Exercise description: Filter the entries that follow, copying every line in which the word "true" appears.

═══ Supplied data

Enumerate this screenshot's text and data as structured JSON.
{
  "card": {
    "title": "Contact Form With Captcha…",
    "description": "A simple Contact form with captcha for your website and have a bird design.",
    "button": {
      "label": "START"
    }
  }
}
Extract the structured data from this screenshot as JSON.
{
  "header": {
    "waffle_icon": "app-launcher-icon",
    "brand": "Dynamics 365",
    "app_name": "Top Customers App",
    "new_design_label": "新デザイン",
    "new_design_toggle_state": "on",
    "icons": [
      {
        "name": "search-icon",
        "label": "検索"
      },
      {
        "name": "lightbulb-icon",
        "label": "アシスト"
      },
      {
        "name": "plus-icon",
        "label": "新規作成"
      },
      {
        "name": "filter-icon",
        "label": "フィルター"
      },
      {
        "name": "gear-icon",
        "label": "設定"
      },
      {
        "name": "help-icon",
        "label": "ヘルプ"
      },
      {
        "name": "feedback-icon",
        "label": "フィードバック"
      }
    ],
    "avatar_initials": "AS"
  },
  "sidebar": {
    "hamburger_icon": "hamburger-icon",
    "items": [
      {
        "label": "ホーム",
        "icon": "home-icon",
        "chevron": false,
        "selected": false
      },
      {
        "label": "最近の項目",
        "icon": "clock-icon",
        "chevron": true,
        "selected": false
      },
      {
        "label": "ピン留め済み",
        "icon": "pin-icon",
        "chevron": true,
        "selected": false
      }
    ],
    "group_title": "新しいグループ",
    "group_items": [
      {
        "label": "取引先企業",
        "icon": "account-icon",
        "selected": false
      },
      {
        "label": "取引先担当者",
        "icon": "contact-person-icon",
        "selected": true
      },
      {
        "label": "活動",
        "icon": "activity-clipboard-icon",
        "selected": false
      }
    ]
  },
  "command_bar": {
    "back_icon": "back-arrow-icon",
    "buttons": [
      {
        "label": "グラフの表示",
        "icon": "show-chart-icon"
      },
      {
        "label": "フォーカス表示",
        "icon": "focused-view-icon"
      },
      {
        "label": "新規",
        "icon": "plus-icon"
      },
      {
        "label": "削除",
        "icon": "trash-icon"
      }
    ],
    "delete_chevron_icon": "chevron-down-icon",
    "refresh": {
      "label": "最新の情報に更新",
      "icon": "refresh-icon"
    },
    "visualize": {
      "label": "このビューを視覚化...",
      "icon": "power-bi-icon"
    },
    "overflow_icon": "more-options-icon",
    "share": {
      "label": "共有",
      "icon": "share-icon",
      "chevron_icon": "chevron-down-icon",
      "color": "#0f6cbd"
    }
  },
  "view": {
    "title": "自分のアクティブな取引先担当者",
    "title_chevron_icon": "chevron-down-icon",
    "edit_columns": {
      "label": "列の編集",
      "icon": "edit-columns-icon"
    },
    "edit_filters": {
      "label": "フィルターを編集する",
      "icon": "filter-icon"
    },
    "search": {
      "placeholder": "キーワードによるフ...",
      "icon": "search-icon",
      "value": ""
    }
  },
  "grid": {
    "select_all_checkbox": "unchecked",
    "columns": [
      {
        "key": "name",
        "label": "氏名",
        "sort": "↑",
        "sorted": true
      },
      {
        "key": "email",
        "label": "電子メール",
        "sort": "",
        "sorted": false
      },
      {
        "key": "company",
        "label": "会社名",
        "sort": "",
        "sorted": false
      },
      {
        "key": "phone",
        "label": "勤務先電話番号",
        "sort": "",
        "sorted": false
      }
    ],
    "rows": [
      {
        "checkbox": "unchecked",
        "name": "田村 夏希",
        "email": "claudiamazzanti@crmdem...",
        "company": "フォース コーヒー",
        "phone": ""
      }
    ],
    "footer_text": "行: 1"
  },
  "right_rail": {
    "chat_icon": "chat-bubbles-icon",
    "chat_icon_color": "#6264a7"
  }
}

══════

The reply:
        "chevron": true,
        "chevron": true,
        "selected": true
        "sorted": true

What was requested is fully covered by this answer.